#### Task requirements:
Entries follow. Set all of them down as they stand.

### Records to process

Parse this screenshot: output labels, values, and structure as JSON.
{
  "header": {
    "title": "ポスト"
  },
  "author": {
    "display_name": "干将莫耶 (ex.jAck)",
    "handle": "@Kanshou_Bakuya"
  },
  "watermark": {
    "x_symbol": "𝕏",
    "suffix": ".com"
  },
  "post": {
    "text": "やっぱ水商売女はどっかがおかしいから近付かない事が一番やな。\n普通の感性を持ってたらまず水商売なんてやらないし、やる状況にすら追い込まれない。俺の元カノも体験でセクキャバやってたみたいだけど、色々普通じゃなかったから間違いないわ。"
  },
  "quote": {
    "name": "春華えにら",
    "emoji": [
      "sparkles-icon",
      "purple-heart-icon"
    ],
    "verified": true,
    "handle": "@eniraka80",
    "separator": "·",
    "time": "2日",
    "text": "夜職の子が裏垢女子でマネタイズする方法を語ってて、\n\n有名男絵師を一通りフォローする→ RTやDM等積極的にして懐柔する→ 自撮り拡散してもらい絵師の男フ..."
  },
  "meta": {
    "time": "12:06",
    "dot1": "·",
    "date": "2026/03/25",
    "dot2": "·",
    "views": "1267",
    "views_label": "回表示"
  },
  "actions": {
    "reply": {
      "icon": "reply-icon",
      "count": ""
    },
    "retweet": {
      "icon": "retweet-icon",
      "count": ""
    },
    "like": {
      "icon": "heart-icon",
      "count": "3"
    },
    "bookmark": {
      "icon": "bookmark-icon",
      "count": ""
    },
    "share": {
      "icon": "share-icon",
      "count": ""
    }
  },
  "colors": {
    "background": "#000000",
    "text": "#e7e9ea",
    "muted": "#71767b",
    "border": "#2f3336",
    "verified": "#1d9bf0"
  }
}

######

#### Exercise answer:
Parse this screenshot: output labels, values, and structure as JSON.
{
  "header": {
    "title": "ポスト"
  },
  "author": {
    "display_name": "干将莫耶 (ex.jAck)",
    "handle": "@Kanshou_Bakuya"
  },
  "watermark": {
    "x_symbol": "𝕏",
    "suffix": ".com"
  },
  "post": {
    "text": "やっぱ水商売女はどっかがおかしいから近付かない事が一番やな。\n普通の感性を持ってたらまず水商売なんてやらないし、やる状況にすら追い込まれない。俺の元カノも体験でセクキャバやってたみたいだけど、色々普通じゃなかったから間違いないわ。"
  },
  "quote": {
    "name": "春華えにら",
    "emoji": [
      "sparkles-icon",
      "purple-heart-icon"
    ],
    "verified": true,
    "handle": "@eniraka80",
    "separator": "·",
    "time": "2日",
    "text": "夜職の子が裏垢女子でマネタイズする方法を語ってて、\n\n有名男絵師を一通りフォローする→ RTやDM等積極的にして懐柔する→ 自撮り拡散してもらい絵師の男フ..."
  },
  "meta": {
    "time": "12:06",
    "dot1": "·",
    "date": "2026/03/25",
    "dot2": "·",
    "views": "1267",
    "views_label": "回表示"
  },
  "actions": {
    "reply": {
      "icon": "reply-icon",
      "count": ""
    },
    "retweet": {
      "icon": "retweet-icon",
      "count": ""
    },
    "like": {
      "icon": "heart-icon",
      "count": "3"
    },
    "bookmark": {
      "icon": "bookmark-icon",
      "count": ""
    },
    "share": {
      "icon": "share-icon",
      "count": ""
    }
  },
  "colors": {
    "background": "#000000",
    "text": "#e7e9ea",
    "muted": "#71767b",
    "border": "#2f3336",
    "verified": "#1d9bf0"
  }
}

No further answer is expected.